#### [ПРЕДОСТАВЛЕННЫЙ ФРАГМЕНТ]
########
Шансов на то, что Хрущев найдет с новым поколением художников общий язык, почти не было. Хрущев помог Твардовскому с публикацией повести Солженицына. Ему нравились фильмы Чухрая, и он санкционировал их показ на международных кинофестивалях[606]. Но как и большинство советских людей, он относился с откровенной неприязнью к нетрадиционному искусству, особенно к абстракционизму. Игорь Черноуцан вспоминает, что «у Хрущева была нулевая эстетическая подготовка» и что поэтому его «было легко настроить против молодой интеллигенции»[607]. В Манеже он вел себя как мужик, пытающийся вразумить своих детей, получивших городское образование. Как зафиксировано в официальном протоколе встречи, Хрущев сказал молодым художникам: «Вы нас, стариков, считаете, что мы не понимаем. А мы считаем, что зря деньги народные тратили, учили вас. Портите материал и не платите народу за то, что он вас поил, кормил и учил. Ну что это? Вот с этим мы пойдем в коммунизм? Это наше знамя? Это вдохновляющее произведение, которое призывает людей к борьбе?!»[608] Те кто науськивал Хрущева, знали его взрывной темперамент. Но даже они не ожидало такой бури. Председатель Академии художеств, главный апологет соцреализма Владимир Серов, восторженно возгласил на выходе из Манежа: «Произошло невероятное! Мы победили!» Ярость Хрущева решила судьбу «Новой реальности» Белютина и исповедовавших «суровый стиль» молодых членов официального Союза художников. Многие из подвергнутых критике художников потеряли работу и подверглись остракизму. Их картины были конфискованы и бесследно иссчезли. В течение десятилетий работы Давида Штеренберга и Роберта Фалька, а также Казимира Малевича, Василия Кандинского, Марка Шагала, Владимира Татлина, Александра Родченко, Наума Габо и других художников авангарда больше не выставлялись в выставочных залах и музеях СССР. Собирать пыль в запасниках было суждено не работам сталинистского соцреализма, а новаторскому искусству художественной интеллигенции.
########
#### [НАБОР ЗАПИСЕЙ]
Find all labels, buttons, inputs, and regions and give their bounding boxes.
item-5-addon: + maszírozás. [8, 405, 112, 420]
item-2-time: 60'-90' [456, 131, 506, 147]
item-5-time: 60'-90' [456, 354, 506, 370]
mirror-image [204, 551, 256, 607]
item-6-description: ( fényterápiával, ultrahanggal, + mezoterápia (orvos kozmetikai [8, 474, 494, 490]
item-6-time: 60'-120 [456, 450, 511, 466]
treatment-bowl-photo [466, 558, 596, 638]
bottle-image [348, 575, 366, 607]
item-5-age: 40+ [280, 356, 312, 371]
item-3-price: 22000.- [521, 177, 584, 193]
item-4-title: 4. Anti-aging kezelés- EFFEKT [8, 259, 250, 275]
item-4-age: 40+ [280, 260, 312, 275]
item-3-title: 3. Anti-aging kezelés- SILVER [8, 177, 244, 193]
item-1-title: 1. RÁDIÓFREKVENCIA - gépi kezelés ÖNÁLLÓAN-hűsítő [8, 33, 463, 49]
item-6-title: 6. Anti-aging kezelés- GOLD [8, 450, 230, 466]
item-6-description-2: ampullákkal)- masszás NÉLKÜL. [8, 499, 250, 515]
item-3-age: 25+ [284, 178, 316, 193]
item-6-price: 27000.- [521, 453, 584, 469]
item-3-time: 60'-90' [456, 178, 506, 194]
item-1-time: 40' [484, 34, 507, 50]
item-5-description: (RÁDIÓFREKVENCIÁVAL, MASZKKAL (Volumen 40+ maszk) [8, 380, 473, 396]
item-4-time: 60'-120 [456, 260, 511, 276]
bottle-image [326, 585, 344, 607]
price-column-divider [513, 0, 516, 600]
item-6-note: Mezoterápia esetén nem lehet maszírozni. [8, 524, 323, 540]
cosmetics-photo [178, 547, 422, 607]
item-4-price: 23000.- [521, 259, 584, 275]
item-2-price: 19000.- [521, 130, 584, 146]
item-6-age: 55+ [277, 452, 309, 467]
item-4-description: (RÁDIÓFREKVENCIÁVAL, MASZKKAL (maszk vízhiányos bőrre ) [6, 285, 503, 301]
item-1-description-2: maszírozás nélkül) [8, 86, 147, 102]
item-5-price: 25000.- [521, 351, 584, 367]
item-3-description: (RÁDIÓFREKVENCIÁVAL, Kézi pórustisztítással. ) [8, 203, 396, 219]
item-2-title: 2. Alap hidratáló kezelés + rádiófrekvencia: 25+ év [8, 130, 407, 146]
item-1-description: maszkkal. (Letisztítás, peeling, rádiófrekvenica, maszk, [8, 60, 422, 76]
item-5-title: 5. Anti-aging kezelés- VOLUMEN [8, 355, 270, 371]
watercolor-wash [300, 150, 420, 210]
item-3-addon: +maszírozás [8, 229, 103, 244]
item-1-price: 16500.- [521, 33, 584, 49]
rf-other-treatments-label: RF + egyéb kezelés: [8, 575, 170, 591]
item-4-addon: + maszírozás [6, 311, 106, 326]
########
#### [ПИСЬМЕННОЕ ЗАДАНИЕ]
Ответьте на вопросы по фрагменту о Хрущеве и выставке в Манеже.
(а) Публикации чьей повести Хрущев помог Твардовскому?
(б) Какой, по воспоминаниям Игоря Черноуцана, была эстетическая подготовка Хрущева?
(в) Какую должность занимал Владимир Серов и что он возгласил на выходе из Манежа?

#### [РЕЗУЛЬТАТ УПРАЖНЕНИЯ]
(а) Повести Солженицына.
(б) Нулевой.
(в) Председатель Академии художеств; он возгласил: «Произошло невероятное! Мы победили!»